>> Begin EXTRACTED MATERIAL

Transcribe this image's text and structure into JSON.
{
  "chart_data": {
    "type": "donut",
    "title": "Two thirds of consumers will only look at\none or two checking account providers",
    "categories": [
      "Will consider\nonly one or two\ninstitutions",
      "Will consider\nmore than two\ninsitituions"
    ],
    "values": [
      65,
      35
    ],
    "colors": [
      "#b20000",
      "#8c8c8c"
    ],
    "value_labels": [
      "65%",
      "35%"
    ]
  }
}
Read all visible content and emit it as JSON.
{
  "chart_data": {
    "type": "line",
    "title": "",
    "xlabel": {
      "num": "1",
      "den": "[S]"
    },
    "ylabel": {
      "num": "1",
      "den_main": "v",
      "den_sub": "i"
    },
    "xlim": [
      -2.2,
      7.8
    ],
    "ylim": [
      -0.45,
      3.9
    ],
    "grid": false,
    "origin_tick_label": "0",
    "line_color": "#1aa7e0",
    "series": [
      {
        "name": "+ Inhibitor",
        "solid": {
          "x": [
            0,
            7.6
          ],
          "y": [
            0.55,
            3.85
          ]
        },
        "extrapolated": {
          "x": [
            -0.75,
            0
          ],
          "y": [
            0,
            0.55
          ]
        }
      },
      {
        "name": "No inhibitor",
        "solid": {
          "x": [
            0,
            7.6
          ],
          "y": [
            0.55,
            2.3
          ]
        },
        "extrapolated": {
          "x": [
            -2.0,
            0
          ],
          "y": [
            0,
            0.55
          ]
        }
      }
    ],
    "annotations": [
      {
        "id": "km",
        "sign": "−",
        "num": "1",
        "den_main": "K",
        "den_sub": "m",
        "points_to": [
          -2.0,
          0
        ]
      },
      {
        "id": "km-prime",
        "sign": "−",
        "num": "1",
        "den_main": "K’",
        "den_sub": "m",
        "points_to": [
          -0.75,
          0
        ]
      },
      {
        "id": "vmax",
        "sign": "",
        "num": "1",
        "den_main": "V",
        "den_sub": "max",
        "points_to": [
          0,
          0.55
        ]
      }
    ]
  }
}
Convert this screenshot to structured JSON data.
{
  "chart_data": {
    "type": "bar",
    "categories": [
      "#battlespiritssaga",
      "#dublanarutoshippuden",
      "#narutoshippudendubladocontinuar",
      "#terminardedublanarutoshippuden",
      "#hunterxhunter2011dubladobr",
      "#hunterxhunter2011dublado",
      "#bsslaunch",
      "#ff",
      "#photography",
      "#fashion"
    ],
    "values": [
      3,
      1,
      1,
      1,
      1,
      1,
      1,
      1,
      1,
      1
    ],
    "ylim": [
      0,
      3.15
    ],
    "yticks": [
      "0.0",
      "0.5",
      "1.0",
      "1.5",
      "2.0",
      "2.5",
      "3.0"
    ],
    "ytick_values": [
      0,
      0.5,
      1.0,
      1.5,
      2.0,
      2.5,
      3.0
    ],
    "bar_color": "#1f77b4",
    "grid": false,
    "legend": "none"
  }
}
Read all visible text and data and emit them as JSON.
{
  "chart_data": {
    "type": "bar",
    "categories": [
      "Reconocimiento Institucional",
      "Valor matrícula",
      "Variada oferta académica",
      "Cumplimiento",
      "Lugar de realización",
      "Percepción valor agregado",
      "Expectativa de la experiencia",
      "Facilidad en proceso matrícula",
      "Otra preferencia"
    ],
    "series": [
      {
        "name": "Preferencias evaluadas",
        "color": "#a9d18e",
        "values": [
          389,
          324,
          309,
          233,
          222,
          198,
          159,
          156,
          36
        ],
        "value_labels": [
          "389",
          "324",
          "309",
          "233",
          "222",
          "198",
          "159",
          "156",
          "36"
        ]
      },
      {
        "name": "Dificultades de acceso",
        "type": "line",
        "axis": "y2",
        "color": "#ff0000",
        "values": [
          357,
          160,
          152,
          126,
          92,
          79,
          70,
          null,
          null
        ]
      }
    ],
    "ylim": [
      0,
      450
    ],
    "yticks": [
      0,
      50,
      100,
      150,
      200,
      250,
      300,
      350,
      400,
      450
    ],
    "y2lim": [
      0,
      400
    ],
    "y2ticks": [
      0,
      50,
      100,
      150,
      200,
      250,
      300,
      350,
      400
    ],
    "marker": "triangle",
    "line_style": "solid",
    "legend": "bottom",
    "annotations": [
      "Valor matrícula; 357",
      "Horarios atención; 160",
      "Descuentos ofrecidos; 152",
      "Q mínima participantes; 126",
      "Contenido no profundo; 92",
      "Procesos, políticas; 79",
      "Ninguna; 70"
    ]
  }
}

>> End EXTRACTED MATERIAL

Extract all of the material exactly as it is written.

Transcribe this image's text and structure into JSON.
{
  "chart_data": {
    "type": "donut",
    "title": "Two thirds of consumers will only look at\none or two checking account providers",
    "categories": [
      "Will consider\nonly one or two\ninstitutions",
      "Will consider\nmore than two\ninsitituions"
    ],
    "values": [
      65,
      35
    ],
    "colors": [
      "#b20000",
      "#8c8c8c"
    ],
    "value_labels": [
      "65%",
      "35%"
    ]
  }
}
Read all visible content and emit it as JSON.
{
  "chart_data": {
    "type": "line",
    "title": "",
    "xlabel": {
      "num": "1",
      "den": "[S]"
    },
    "ylabel": {
      "num": "1",
      "den_main": "v",
      "den_sub": "i"
    },
    "xlim": [
      -2.2,
      7.8
    ],
    "ylim": [
      -0.45,
      3.9
    ],
    "grid": false,
    "origin_tick_label": "0",
    "line_color": "#1aa7e0",
    "series": [
      {
        "name": "+ Inhibitor",
        "solid": {
          "x": [
            0,
            7.6
          ],
          "y": [
            0.55,
            3.85
          ]
        },
        "extrapolated": {
          "x": [
            -0.75,
            0
          ],
          "y": [
            0,
            0.55
          ]
        }
      },
      {
        "name": "No inhibitor",
        "solid": {
          "x": [
            0,
            7.6
          ],
          "y": [
            0.55,
            2.3
          ]
        },
        "extrapolated": {
          "x": [
            -2.0,
            0
          ],
          "y": [
            0,
            0.55
          ]
        }
      }
    ],
    "annotations": [
      {
        "id": "km",
        "sign": "−",
        "num": "1",
        "den_main": "K",
        "den_sub": "m",
        "points_to": [
          -2.0,
          0
        ]
      },
      {
        "id": "km-prime",
        "sign": "−",
        "num": "1",
        "den_main": "K’",
        "den_sub": "m",
        "points_to": [
          -0.75,
          0
        ]
      },
      {
        "id": "vmax",
        "sign": "",
        "num": "1",
        "den_main": "V",
        "den_sub": "max",
        "points_to": [
          0,
          0.55
        ]
      }
    ]
  }
}
Convert this screenshot to structured JSON data.
{
  "chart_data": {
    "type": "bar",
    "categories": [
      "#battlespiritssaga",
      "#dublanarutoshippuden",
      "#narutoshippudendubladocontinuar",
      "#terminardedublanarutoshippuden",
      "#hunterxhunter2011dubladobr",
      "#hunterxhunter2011dublado",
      "#bsslaunch",
      "#ff",
      "#photography",
      "#fashion"
    ],
    "values": [
      3,
      1,
      1,
      1,
      1,
      1,
      1,
      1,
      1,
      1
    ],
    "ylim": [
      0,
      3.15
    ],
    "yticks": [
      "0.0",
      "0.5",
      "1.0",
      "1.5",
      "2.0",
      "2.5",
      "3.0"
    ],
    "ytick_values": [
      0,
      0.5,
      1.0,
      1.5,
      2.0,
      2.5,
      3.0
    ],
    "bar_color": "#1f77b4",
    "grid": false,
    "legend": "none"
  }
}
Read all visible text and data and emit them as JSON.
{
  "chart_data": {
    "type": "bar",
    "categories": [
      "Reconocimiento Institucional",
      "Valor matrícula",
      "Variada oferta académica",
      "Cumplimiento",
      "Lugar de realización",
      "Percepción valor agregado",
      "Expectativa de la experiencia",
      "Facilidad en proceso matrícula",
      "Otra preferencia"
    ],
    "series": [
      {
        "name": "Preferencias evaluadas",
        "color": "#a9d18e",
        "values": [
          389,
          324,
          309,
          233,
          222,
          198,
          159,
          156,
          36
        ],
        "value_labels": [
          "389",
          "324",
          "309",
          "233",
          "222",
          "198",
          "159",
          "156",
          "36"
        ]
      },
      {
        "name": "Dificultades de acceso",
        "type": "line",
        "axis": "y2",
        "color": "#ff0000",
        "values": [
          357,
          160,
          152,
          126,
          92,
          79,
          70,
          null,
          null
        ]
      }
    ],
    "ylim": [
      0,
      450
    ],
    "yticks": [
      0,
      50,
      100,
      150,
      200,
      250,
      300,
      350,
      400,
      450
    ],
    "y2lim": [
      0,
      400
    ],
    "y2ticks": [
      0,
      50,
      100,
      150,
      200,
      250,
      300,
      350,
      400
    ],
    "marker": "triangle",
    "line_style": "solid",
    "legend": "bottom",
    "annotations": [
      "Valor matrícula; 357",
      "Horarios atención; 160",
      "Descuentos ofrecidos; 152",
      "Q mínima participantes; 126",
      "Contenido no profundo; 92",
      "Procesos, políticas; 79",
      "Ninguna; 70"
    ]
  }
}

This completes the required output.